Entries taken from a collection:

========

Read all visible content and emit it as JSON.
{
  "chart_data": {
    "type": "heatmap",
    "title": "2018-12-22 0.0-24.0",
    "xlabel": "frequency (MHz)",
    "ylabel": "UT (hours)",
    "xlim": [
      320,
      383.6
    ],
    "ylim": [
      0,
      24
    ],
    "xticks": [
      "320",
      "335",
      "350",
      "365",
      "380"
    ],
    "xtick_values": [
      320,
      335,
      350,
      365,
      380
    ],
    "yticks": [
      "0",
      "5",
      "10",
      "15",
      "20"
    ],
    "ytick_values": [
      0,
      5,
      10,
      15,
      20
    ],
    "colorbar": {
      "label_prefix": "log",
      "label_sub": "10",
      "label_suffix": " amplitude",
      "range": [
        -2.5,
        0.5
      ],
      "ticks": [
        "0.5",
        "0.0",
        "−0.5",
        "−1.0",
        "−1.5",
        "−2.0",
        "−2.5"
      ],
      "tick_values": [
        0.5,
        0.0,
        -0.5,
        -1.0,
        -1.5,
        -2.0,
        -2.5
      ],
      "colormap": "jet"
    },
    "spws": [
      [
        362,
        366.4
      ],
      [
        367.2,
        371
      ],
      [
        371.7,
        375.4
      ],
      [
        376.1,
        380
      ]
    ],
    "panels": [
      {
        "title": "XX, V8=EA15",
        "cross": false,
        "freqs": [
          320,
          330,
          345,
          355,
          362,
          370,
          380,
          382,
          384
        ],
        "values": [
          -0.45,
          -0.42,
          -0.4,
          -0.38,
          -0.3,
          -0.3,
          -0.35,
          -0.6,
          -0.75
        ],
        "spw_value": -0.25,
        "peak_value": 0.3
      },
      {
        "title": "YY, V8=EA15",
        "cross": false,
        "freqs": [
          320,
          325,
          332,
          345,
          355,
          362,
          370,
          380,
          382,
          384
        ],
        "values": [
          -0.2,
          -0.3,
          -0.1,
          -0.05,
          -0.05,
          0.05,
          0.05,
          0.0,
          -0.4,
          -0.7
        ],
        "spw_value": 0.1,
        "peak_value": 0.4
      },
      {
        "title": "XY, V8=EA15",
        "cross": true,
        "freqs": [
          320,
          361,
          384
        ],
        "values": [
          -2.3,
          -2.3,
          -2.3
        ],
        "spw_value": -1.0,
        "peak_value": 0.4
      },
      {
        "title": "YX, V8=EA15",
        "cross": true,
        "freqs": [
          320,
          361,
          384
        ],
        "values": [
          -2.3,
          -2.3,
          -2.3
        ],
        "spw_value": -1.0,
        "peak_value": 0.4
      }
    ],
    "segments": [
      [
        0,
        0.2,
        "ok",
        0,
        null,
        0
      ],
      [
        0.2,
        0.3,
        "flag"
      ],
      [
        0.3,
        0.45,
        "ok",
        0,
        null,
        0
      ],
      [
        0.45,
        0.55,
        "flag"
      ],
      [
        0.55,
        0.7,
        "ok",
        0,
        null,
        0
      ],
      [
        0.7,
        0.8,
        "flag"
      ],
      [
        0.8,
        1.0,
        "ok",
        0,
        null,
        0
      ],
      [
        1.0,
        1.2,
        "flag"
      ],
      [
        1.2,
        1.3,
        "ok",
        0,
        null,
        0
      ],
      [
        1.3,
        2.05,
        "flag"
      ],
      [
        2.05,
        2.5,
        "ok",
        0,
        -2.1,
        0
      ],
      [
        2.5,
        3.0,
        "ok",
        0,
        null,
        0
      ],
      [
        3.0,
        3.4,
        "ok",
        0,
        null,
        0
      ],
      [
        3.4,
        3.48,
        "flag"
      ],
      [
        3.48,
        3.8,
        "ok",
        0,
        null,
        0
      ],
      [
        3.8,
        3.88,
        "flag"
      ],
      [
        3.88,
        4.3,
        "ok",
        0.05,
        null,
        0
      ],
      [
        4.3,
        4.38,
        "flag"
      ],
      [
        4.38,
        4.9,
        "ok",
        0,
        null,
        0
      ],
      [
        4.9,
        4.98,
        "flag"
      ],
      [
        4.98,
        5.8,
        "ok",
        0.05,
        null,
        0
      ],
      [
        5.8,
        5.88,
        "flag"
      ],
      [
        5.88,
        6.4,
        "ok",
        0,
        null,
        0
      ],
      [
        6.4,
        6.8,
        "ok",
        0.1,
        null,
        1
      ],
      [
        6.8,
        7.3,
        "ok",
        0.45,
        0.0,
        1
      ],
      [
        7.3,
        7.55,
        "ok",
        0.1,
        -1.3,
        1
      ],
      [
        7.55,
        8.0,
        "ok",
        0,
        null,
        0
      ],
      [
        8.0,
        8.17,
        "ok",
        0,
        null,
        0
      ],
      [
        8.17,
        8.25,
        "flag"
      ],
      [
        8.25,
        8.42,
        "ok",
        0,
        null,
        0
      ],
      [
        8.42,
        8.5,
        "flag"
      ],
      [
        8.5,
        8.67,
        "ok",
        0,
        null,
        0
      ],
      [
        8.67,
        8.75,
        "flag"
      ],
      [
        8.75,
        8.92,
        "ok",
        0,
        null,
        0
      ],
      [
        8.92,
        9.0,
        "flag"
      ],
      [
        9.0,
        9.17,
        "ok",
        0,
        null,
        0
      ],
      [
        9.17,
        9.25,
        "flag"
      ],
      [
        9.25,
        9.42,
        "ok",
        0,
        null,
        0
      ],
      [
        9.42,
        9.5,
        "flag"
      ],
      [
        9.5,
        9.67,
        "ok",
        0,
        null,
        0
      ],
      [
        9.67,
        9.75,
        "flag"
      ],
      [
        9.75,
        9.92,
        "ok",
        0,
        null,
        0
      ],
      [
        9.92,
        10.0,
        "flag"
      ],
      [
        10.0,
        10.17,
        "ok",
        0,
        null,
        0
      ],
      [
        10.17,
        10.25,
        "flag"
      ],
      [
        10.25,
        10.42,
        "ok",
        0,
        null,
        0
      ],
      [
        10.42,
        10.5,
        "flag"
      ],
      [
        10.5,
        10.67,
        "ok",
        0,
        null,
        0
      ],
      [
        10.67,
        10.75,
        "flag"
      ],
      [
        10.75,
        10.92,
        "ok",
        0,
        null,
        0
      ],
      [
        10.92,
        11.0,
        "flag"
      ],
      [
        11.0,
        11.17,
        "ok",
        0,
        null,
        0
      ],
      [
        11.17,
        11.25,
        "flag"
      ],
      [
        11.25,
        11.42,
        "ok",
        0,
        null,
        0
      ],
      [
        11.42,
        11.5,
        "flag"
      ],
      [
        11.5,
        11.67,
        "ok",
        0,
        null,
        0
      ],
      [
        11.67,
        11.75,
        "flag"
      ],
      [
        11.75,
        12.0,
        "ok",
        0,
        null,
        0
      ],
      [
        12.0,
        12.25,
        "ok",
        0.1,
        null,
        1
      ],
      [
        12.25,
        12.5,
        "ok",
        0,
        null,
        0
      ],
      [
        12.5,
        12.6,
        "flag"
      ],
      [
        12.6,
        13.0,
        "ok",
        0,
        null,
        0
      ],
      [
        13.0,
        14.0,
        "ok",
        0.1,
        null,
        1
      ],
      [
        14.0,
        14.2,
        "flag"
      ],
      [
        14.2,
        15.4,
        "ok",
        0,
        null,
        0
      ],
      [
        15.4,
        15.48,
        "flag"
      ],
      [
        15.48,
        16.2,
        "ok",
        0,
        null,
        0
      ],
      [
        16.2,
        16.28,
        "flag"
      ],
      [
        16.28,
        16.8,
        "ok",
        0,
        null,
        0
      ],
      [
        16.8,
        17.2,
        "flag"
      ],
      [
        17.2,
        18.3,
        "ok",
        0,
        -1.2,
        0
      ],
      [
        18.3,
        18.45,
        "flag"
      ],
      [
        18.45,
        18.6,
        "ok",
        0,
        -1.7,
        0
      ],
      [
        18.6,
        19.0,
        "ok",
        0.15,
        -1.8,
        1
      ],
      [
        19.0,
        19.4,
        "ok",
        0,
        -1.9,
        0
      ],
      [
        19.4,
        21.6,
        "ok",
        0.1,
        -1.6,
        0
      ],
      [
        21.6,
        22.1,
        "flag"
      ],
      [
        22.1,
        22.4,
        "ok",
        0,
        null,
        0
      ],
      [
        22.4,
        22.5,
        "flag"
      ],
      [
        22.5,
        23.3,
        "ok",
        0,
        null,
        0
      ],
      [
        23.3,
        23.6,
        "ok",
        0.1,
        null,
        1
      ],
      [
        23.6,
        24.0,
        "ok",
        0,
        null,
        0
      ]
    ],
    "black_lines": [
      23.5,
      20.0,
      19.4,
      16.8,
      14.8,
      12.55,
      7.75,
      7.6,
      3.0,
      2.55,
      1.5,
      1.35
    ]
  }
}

========

What this task involves
Pick out and copy every line that contains the word "title".

Task answer
    "title": "2018-12-22 0.0-24.0",
        "title": "XX, V8=EA15",
        "title": "YY, V8=EA15",
        "title": "XY, V8=EA15",
        "title": "YX, V8=EA15",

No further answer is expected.